**TASK INSTRUCTIONS:**
Transcribe all records exactly.

**RECORDS FOR THE EXERCISE:**

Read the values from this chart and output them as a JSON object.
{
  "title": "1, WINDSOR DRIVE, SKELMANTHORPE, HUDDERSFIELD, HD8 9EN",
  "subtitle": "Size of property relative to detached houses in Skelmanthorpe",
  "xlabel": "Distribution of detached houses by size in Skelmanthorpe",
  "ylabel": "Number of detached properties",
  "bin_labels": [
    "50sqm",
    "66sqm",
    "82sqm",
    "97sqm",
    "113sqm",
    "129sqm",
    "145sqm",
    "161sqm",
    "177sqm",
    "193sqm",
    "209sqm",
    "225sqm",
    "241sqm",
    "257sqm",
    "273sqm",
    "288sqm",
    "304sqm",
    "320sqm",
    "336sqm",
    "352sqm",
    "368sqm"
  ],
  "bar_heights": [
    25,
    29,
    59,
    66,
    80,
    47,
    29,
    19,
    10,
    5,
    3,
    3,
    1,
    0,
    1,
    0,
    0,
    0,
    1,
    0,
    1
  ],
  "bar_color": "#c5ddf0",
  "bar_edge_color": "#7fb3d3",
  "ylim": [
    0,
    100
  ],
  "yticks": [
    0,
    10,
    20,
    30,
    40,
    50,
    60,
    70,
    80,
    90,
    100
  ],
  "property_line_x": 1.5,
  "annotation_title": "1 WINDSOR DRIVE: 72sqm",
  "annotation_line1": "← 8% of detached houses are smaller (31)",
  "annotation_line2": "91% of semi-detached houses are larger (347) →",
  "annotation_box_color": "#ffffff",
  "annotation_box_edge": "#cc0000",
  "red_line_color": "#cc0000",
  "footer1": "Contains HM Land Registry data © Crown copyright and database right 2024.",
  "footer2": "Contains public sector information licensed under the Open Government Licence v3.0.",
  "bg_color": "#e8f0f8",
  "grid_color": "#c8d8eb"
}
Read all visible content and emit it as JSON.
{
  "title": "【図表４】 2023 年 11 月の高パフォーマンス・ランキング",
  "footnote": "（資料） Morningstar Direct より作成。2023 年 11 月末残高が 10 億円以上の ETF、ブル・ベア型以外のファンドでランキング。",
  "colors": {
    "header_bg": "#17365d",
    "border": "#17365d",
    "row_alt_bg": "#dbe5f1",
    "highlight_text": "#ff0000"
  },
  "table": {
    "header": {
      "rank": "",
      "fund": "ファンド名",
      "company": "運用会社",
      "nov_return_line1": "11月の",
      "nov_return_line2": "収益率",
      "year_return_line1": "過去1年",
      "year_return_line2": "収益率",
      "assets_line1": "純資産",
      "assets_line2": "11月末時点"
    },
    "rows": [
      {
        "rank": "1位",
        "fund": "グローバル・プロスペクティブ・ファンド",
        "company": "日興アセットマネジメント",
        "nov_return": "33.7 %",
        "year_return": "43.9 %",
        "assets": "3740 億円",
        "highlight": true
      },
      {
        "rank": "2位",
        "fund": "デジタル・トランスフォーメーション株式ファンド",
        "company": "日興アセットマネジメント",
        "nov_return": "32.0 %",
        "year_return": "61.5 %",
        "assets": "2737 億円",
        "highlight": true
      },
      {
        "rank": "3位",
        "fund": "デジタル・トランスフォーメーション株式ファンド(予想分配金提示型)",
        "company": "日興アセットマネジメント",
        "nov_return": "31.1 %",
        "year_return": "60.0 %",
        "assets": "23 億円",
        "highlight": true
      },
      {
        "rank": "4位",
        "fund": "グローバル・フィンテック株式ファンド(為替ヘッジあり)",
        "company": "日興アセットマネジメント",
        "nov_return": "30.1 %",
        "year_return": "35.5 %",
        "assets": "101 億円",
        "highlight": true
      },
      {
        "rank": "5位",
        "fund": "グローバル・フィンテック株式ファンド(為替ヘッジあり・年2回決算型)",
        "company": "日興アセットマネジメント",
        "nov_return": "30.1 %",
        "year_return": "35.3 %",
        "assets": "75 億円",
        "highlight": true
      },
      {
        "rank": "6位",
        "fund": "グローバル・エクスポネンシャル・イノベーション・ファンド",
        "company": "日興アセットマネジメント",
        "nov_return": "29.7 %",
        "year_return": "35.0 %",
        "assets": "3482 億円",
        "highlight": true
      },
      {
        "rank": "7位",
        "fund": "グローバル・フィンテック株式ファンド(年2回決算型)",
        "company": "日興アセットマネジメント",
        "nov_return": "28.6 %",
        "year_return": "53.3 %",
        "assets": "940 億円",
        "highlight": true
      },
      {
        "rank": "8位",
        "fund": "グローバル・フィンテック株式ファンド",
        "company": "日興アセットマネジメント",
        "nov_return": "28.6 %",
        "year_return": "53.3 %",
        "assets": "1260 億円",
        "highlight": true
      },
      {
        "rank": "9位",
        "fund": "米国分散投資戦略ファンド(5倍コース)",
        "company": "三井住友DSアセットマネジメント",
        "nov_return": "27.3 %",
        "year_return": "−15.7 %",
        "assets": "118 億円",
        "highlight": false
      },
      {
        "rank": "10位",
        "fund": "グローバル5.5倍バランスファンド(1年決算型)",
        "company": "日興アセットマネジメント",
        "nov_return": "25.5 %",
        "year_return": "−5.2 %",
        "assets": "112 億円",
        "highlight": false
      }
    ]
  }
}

**ANSWER TO THIS TASK:**
Read the values from this chart and output them as a JSON object.
{
  "title": "1, WINDSOR DRIVE, SKELMANTHORPE, HUDDERSFIELD, HD8 9EN",
  "subtitle": "Size of property relative to detached houses in Skelmanthorpe",
  "xlabel": "Distribution of detached houses by size in Skelmanthorpe",
  "ylabel": "Number of detached properties",
  "bin_labels": [
    "50sqm",
    "66sqm",
    "82sqm",
    "97sqm",
    "113sqm",
    "129sqm",
    "145sqm",
    "161sqm",
    "177sqm",
    "193sqm",
    "209sqm",
    "225sqm",
    "241sqm",
    "257sqm",
    "273sqm",
    "288sqm",
    "304sqm",
    "320sqm",
    "336sqm",
    "352sqm",
    "368sqm"
  ],
  "bar_heights": [
    25,
    29,
    59,
    66,
    80,
    47,
    29,
    19,
    10,
    5,
    3,
    3,
    1,
    0,
    1,
    0,
    0,
    0,
    1,
    0,
    1
  ],
  "bar_color": "#c5ddf0",
  "bar_edge_color": "#7fb3d3",
  "ylim": [
    0,
    100
  ],
  "yticks": [
    0,
    10,
    20,
    30,
    40,
    50,
    60,
    70,
    80,
    90,
    100
  ],
  "property_line_x": 1.5,
  "annotation_title": "1 WINDSOR DRIVE: 72sqm",
  "annotation_line1": "← 8% of detached houses are smaller (31)",
  "annotation_line2": "91% of semi-detached houses are larger (347) →",
  "annotation_box_color": "#ffffff",
  "annotation_box_edge": "#cc0000",
  "red_line_color": "#cc0000",
  "footer1": "Contains HM Land Registry data © Crown copyright and database right 2024.",
  "footer2": "Contains public sector information licensed under the Open Government Licence v3.0.",
  "bg_color": "#e8f0f8",
  "grid_color": "#c8d8eb"
}
Read all visible content and emit it as JSON.
{
  "title": "【図表４】 2023 年 11 月の高パフォーマンス・ランキング",
  "footnote": "（資料） Morningstar Direct より作成。2023 年 11 月末残高が 10 億円以上の ETF、ブル・ベア型以外のファンドでランキング。",
  "colors": {
    "header_bg": "#17365d",
    "border": "#17365d",
    "row_alt_bg": "#dbe5f1",
    "highlight_text": "#ff0000"
  },
  "table": {
    "header": {
      "rank": "",
      "fund": "ファンド名",
      "company": "運用会社",
      "nov_return_line1": "11月の",
      "nov_return_line2": "収益率",
      "year_return_line1": "過去1年",
      "year_return_line2": "収益率",
      "assets_line1": "純資産",
      "assets_line2": "11月末時点"
    },
    "rows": [
      {
        "rank": "1位",
        "fund": "グローバル・プロスペクティブ・ファンド",
        "company": "日興アセットマネジメント",
        "nov_return": "33.7 %",
        "year_return": "43.9 %",
        "assets": "3740 億円",
        "highlight": true
      },
      {
        "rank": "2位",
        "fund": "デジタル・トランスフォーメーション株式ファンド",
        "company": "日興アセットマネジメント",
        "nov_return": "32.0 %",
        "year_return": "61.5 %",
        "assets": "2737 億円",
        "highlight": true
      },
      {
        "rank": "3位",
        "fund": "デジタル・トランスフォーメーション株式ファンド(予想分配金提示型)",
        "company": "日興アセットマネジメント",
        "nov_return": "31.1 %",
        "year_return": "60.0 %",
        "assets": "23 億円",
        "highlight": true
      },
      {
        "rank": "4位",
        "fund": "グローバル・フィンテック株式ファンド(為替ヘッジあり)",
        "company": "日興アセットマネジメント",
        "nov_return": "30.1 %",
        "year_return": "35.5 %",
        "assets": "101 億円",
        "highlight": true
      },
      {
        "rank": "5位",
        "fund": "グローバル・フィンテック株式ファンド(為替ヘッジあり・年2回決算型)",
        "company": "日興アセットマネジメント",
        "nov_return": "30.1 %",
        "year_return": "35.3 %",
        "assets": "75 億円",
        "highlight": true
      },
      {
        "rank": "6位",
        "fund": "グローバル・エクスポネンシャル・イノベーション・ファンド",
        "company": "日興アセットマネジメント",
        "nov_return": "29.7 %",
        "year_return": "35.0 %",
        "assets": "3482 億円",
        "highlight": true
      },
      {
        "rank": "7位",
        "fund": "グローバル・フィンテック株式ファンド(年2回決算型)",
        "company": "日興アセットマネジメント",
        "nov_return": "28.6 %",
        "year_return": "53.3 %",
        "assets": "940 億円",
        "highlight": true
      },
      {
        "rank": "8位",
        "fund": "グローバル・フィンテック株式ファンド",
        "company": "日興アセットマネジメント",
        "nov_return": "28.6 %",
        "year_return": "53.3 %",
        "assets": "1260 億円",
        "highlight": true
      },
      {
        "rank": "9位",
        "fund": "米国分散投資戦略ファンド(5倍コース)",
        "company": "三井住友DSアセットマネジメント",
        "nov_return": "27.3 %",
        "year_return": "−15.7 %",
        "assets": "118 億円",
        "highlight": false
      },
      {
        "rank": "10位",
        "fund": "グローバル5.5倍バランスファンド(1年決算型)",
        "company": "日興アセットマネジメント",
        "nov_return": "25.5 %",
        "year_return": "−5.2 %",
        "assets": "112 億円",
        "highlight": false
      }
    ]
  }
}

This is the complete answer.